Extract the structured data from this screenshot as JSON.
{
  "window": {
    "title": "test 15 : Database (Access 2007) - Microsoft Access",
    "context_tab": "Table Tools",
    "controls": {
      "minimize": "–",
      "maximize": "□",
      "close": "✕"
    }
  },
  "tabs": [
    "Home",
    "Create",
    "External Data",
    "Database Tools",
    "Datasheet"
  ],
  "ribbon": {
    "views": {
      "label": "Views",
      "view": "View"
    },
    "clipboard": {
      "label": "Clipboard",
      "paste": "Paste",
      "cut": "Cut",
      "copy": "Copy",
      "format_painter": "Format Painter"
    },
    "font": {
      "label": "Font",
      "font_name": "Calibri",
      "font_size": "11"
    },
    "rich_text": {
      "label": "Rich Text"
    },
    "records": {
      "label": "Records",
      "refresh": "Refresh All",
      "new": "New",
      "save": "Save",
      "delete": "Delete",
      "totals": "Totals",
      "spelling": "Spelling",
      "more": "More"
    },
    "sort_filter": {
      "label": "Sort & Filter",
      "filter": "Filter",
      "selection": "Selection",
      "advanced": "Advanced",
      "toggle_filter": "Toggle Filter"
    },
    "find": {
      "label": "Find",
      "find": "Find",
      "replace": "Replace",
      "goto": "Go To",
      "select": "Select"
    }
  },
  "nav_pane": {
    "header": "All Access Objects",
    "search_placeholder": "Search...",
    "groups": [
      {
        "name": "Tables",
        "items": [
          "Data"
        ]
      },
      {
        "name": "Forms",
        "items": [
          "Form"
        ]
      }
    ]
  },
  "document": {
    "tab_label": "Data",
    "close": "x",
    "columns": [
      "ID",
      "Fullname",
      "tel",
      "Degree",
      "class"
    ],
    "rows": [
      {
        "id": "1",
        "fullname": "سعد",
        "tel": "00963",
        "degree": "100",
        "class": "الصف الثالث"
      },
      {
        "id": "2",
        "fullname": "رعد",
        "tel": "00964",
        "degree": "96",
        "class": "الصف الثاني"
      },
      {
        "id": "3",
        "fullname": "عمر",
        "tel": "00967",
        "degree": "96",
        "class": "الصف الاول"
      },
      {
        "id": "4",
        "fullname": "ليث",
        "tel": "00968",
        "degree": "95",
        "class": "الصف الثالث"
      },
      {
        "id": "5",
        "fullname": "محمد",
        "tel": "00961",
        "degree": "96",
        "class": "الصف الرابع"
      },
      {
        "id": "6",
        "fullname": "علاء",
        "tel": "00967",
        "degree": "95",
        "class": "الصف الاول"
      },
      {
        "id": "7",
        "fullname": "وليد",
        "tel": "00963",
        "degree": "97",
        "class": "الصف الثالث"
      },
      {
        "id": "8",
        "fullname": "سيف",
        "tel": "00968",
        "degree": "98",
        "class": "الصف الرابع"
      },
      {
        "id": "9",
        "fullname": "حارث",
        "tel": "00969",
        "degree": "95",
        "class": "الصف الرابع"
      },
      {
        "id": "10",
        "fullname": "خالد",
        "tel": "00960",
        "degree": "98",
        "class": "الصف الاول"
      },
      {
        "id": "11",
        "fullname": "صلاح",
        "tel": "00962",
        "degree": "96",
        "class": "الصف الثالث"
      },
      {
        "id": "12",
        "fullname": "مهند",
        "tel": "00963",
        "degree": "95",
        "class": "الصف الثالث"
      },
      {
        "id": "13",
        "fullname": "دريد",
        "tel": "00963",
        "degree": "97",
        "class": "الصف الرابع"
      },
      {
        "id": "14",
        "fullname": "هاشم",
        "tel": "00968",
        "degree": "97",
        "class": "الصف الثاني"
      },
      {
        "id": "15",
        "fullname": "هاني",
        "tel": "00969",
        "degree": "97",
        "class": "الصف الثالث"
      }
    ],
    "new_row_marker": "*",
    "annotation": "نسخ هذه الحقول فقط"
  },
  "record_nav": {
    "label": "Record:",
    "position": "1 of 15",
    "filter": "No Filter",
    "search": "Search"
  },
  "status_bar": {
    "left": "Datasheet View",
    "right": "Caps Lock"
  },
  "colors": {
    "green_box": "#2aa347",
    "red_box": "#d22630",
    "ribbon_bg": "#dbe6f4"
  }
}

━━━━━━━━

Given request:
Extract each record, keeping it identical to the original.

Written answer:
Extract the structured data from this screenshot as JSON.
{
  "window": {
    "title": "test 15 : Database (Access 2007) - Microsoft Access",
    "context_tab": "Table Tools",
    "controls": {
      "minimize": "–",
      "maximize": "□",
      "close": "✕"
    }
  },
  "tabs": [
    "Home",
    "Create",
    "External Data",
    "Database Tools",
    "Datasheet"
  ],
  "ribbon": {
    "views": {
      "label": "Views",
      "view": "View"
    },
    "clipboard": {
      "label": "Clipboard",
      "paste": "Paste",
      "cut": "Cut",
      "copy": "Copy",
      "format_painter": "Format Painter"
    },
    "font": {
      "label": "Font",
      "font_name": "Calibri",
      "font_size": "11"
    },
    "rich_text": {
      "label": "Rich Text"
    },
    "records": {
      "label": "Records",
      "refresh": "Refresh All",
      "new": "New",
      "save": "Save",
      "delete": "Delete",
      "totals": "Totals",
      "spelling": "Spelling",
      "more": "More"
    },
    "sort_filter": {
      "label": "Sort & Filter",
      "filter": "Filter",
      "selection": "Selection",
      "advanced": "Advanced",
      "toggle_filter": "Toggle Filter"
    },
    "find": {
      "label": "Find",
      "find": "Find",
      "replace": "Replace",
      "goto": "Go To",
      "select": "Select"
    }
  },
  "nav_pane": {
    "header": "All Access Objects",
    "search_placeholder": "Search...",
    "groups": [
      {
        "name": "Tables",
        "items": [
          "Data"
        ]
      },
      {
        "name": "Forms",
        "items": [
          "Form"
        ]
      }
    ]
  },
  "document": {
    "tab_label": "Data",
    "close": "x",
    "columns": [
      "ID",
      "Fullname",
      "tel",
      "Degree",
      "class"
    ],
    "rows": [
      {
        "id": "1",
        "fullname": "سعد",
        "tel": "00963",
        "degree": "100",
        "class": "الصف الثالث"
      },
      {
        "id": "2",
        "fullname": "رعد",
        "tel": "00964",
        "degree": "96",
        "class": "الصف الثاني"
      },
      {
        "id": "3",
        "fullname": "عمر",
        "tel": "00967",
        "degree": "96",
        "class": "الصف الاول"
      },
      {
        "id": "4",
        "fullname": "ليث",
        "tel": "00968",
        "degree": "95",
        "class": "الصف الثالث"
      },
      {
        "id": "5",
        "fullname": "محمد",
        "tel": "00961",
        "degree": "96",
        "class": "الصف الرابع"
      },
      {
        "id": "6",
        "fullname": "علاء",
        "tel": "00967",
        "degree": "95",
        "class": "الصف الاول"
      },
      {
        "id": "7",
        "fullname": "وليد",
        "tel": "00963",
        "degree": "97",
        "class": "الصف الثالث"
      },
      {
        "id": "8",
        "fullname": "سيف",
        "tel": "00968",
        "degree": "98",
        "class": "الصف الرابع"
      },
      {
        "id": "9",
        "fullname": "حارث",
        "tel": "00969",
        "degree": "95",
        "class": "الصف الرابع"
      },
      {
        "id": "10",
        "fullname": "خالد",
        "tel": "00960",
        "degree": "98",
        "class": "الصف الاول"
      },
      {
        "id": "11",
        "fullname": "صلاح",
        "tel": "00962",
        "degree": "96",
        "class": "الصف الثالث"
      },
      {
        "id": "12",
        "fullname": "مهند",
        "tel": "00963",
        "degree": "95",
        "class": "الصف الثالث"
      },
      {
        "id": "13",
        "fullname": "دريد",
        "tel": "00963",
        "degree": "97",
        "class": "الصف الرابع"
      },
      {
        "id": "14",
        "fullname": "هاشم",
        "tel": "00968",
        "degree": "97",
        "class": "الصف الثاني"
      },
      {
        "id": "15",
        "fullname": "هاني",
        "tel": "00969",
        "degree": "97",
        "class": "الصف الثالث"
      }
    ],
    "new_row_marker": "*",
    "annotation": "نسخ هذه الحقول فقط"
  },
  "record_nav": {
    "label": "Record:",
    "position": "1 of 15",
    "filter": "No Filter",
    "search": "Search"
  },
  "status_bar": {
    "left": "Datasheet View",
    "right": "Caps Lock"
  },
  "colors": {
    "green_box": "#2aa347",
    "red_box": "#d22630",
    "ribbon_bg": "#dbe6f4"
  }
}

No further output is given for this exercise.